══ Data extract
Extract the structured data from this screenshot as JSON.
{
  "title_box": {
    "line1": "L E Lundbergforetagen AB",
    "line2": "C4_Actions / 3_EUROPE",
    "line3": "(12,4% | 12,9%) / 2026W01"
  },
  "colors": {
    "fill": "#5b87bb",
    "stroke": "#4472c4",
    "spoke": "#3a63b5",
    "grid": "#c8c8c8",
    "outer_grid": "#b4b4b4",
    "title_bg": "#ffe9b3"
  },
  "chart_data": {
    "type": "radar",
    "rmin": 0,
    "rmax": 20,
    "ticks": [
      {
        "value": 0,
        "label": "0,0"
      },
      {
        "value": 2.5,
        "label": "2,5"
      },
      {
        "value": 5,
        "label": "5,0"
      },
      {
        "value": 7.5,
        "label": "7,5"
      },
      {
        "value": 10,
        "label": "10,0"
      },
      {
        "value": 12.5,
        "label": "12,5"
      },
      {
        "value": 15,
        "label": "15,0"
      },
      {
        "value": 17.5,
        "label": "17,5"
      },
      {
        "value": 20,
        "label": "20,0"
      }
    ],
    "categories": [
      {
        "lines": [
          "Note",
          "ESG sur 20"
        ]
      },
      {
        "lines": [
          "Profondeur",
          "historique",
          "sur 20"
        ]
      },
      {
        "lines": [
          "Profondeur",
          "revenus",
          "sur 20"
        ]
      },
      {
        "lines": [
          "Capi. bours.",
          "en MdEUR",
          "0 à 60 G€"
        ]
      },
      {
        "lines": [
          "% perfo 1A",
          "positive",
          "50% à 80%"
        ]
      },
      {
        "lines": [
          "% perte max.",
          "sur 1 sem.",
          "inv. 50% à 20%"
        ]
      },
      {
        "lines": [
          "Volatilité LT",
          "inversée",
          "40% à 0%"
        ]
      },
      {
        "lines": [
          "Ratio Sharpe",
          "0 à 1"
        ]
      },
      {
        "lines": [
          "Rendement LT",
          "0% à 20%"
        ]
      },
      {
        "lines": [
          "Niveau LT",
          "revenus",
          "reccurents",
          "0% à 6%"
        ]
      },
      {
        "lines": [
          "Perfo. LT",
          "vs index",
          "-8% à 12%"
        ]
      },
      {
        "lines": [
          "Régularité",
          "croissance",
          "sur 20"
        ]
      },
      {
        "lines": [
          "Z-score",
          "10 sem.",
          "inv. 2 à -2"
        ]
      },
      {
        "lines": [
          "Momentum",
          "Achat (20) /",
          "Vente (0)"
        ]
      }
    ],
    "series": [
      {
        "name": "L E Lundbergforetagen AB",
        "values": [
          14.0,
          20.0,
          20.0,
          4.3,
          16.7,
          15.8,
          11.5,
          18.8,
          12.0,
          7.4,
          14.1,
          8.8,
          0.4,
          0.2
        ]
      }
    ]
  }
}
════
→ Problem details:
Recopy the whole listing exactly.

→ Final answer:
Extract the structured data from this screenshot as JSON.
{
  "title_box": {
    "line1": "L E Lundbergforetagen AB",
    "line2": "C4_Actions / 3_EUROPE",
    "line3": "(12,4% | 12,9%) / 2026W01"
  },
  "colors": {
    "fill": "#5b87bb",
    "stroke": "#4472c4",
    "spoke": "#3a63b5",
    "grid": "#c8c8c8",
    "outer_grid": "#b4b4b4",
    "title_bg": "#ffe9b3"
  },
  "chart_data": {
    "type": "radar",
    "rmin": 0,
    "rmax": 20,
    "ticks": [
      {
        "value": 0,
        "label": "0,0"
      },
      {
        "value": 2.5,
        "label": "2,5"
      },
      {
        "value": 5,
        "label": "5,0"
      },
      {
        "value": 7.5,
        "label": "7,5"
      },
      {
        "value": 10,
        "label": "10,0"
      },
      {
        "value": 12.5,
        "label": "12,5"
      },
      {
        "value": 15,
        "label": "15,0"
      },
      {
        "value": 17.5,
        "label": "17,5"
      },
      {
        "value": 20,
        "label": "20,0"
      }
    ],
    "categories": [
      {
        "lines": [
          "Note",
          "ESG sur 20"
        ]
      },
      {
        "lines": [
          "Profondeur",
          "historique",
          "sur 20"
        ]
      },
      {
        "lines": [
          "Profondeur",
          "revenus",
          "sur 20"
        ]
      },
      {
        "lines": [
          "Capi. bours.",
          "en MdEUR",
          "0 à 60 G€"
        ]
      },
      {
        "lines": [
          "% perfo 1A",
          "positive",
          "50% à 80%"
        ]
      },
      {
        "lines": [
          "% perte max.",
          "sur 1 sem.",
          "inv. 50% à 20%"
        ]
      },
      {
        "lines": [
          "Volatilité LT",
          "inversée",
          "40% à 0%"
        ]
      },
      {
        "lines": [
          "Ratio Sharpe",
          "0 à 1"
        ]
      },
      {
        "lines": [
          "Rendement LT",
          "0% à 20%"
        ]
      },
      {
        "lines": [
          "Niveau LT",
          "revenus",
          "reccurents",
          "0% à 6%"
        ]
      },
      {
        "lines": [
          "Perfo. LT",
          "vs index",
          "-8% à 12%"
        ]
      },
      {
        "lines": [
          "Régularité",
          "croissance",
          "sur 20"
        ]
      },
      {
        "lines": [
          "Z-score",
          "10 sem.",
          "inv. 2 à -2"
        ]
      },
      {
        "lines": [
          "Momentum",
          "Achat (20) /",
          "Vente (0)"
        ]
      }
    ],
    "series": [
      {
        "name": "L E Lundbergforetagen AB",
        "values": [
          14.0,
          20.0,
          20.0,
          4.3,
          16.7,
          15.8,
          11.5,
          18.8,
          12.0,
          7.4,
          14.1,
          8.8,
          0.4,
          0.2
        ]
      }
    ]
  }
}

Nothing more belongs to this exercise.